--- Entries supplied ---

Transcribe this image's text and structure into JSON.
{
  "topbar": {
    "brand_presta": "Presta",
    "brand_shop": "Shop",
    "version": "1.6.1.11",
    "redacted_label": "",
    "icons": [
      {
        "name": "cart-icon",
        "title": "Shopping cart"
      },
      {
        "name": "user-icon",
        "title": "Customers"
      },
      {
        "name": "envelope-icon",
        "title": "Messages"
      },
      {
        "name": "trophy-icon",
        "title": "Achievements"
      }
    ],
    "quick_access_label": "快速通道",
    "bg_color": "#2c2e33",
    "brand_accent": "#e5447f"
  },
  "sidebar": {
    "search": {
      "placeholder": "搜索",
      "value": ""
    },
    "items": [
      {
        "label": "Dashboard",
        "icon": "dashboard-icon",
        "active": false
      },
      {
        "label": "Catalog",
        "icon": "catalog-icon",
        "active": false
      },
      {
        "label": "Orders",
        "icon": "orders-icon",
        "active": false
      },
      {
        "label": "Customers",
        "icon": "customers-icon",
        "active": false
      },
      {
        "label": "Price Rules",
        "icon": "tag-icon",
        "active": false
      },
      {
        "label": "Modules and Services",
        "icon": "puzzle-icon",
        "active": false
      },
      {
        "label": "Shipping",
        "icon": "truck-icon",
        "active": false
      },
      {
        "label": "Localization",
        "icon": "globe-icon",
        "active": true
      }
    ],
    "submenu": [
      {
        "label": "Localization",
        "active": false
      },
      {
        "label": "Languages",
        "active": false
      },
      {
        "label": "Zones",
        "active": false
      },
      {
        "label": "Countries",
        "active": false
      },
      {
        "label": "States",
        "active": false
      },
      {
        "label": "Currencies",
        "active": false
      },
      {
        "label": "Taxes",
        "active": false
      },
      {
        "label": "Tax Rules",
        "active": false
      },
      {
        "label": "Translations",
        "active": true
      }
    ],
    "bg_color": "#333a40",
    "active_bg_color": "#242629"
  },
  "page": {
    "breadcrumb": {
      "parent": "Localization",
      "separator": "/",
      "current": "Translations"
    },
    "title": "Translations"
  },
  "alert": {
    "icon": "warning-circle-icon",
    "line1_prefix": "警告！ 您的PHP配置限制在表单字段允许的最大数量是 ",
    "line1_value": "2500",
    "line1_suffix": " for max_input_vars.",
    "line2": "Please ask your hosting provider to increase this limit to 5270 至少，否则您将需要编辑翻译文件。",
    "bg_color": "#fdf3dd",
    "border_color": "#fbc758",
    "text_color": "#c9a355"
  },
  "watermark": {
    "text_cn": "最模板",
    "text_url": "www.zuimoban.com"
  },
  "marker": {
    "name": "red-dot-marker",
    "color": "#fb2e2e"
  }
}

---

Directions for this task
Reproduce the records word for word.

Full output
Transcribe this image's text and structure into JSON.
{
  "topbar": {
    "brand_presta": "Presta",
    "brand_shop": "Shop",
    "version": "1.6.1.11",
    "redacted_label": "",
    "icons": [
      {
        "name": "cart-icon",
        "title": "Shopping cart"
      },
      {
        "name": "user-icon",
        "title": "Customers"
      },
      {
        "name": "envelope-icon",
        "title": "Messages"
      },
      {
        "name": "trophy-icon",
        "title": "Achievements"
      }
    ],
    "quick_access_label": "快速通道",
    "bg_color": "#2c2e33",
    "brand_accent": "#e5447f"
  },
  "sidebar": {
    "search": {
      "placeholder": "搜索",
      "value": ""
    },
    "items": [
      {
        "label": "Dashboard",
        "icon": "dashboard-icon",
        "active": false
      },
      {
        "label": "Catalog",
        "icon": "catalog-icon",
        "active": false
      },
      {
        "label": "Orders",
        "icon": "orders-icon",
        "active": false
      },
      {
        "label": "Customers",
        "icon": "customers-icon",
        "active": false
      },
      {
        "label": "Price Rules",
        "icon": "tag-icon",
        "active": false
      },
      {
        "label": "Modules and Services",
        "icon": "puzzle-icon",
        "active": false
      },
      {
        "label": "Shipping",
        "icon": "truck-icon",
        "active": false
      },
      {
        "label": "Localization",
        "icon": "globe-icon",
        "active": true
      }
    ],
    "submenu": [
      {
        "label": "Localization",
        "active": false
      },
      {
        "label": "Languages",
        "active": false
      },
      {
        "label": "Zones",
        "active": false
      },
      {
        "label": "Countries",
        "active": false
      },
      {
        "label": "States",
        "active": false
      },
      {
        "label": "Currencies",
        "active": false
      },
      {
        "label": "Taxes",
        "active": false
      },
      {
        "label": "Tax Rules",
        "active": false
      },
      {
        "label": "Translations",
        "active": true
      }
    ],
    "bg_color": "#333a40",
    "active_bg_color": "#242629"
  },
  "page": {
    "breadcrumb": {
      "parent": "Localization",
      "separator": "/",
      "current": "Translations"
    },
    "title": "Translations"
  },
  "alert": {
    "icon": "warning-circle-icon",
    "line1_prefix": "警告！ 您的PHP配置限制在表单字段允许的最大数量是 ",
    "line1_value": "2500",
    "line1_suffix": " for max_input_vars.",
    "line2": "Please ask your hosting provider to increase this limit to 5270 至少，否则您将需要编辑翻译文件。",
    "bg_color": "#fdf3dd",
    "border_color": "#fbc758",
    "text_color": "#c9a355"
  },
  "watermark": {
    "text_cn": "最模板",
    "text_url": "www.zuimoban.com"
  },
  "marker": {
    "name": "red-dot-marker",
    "color": "#fb2e2e"
  }
}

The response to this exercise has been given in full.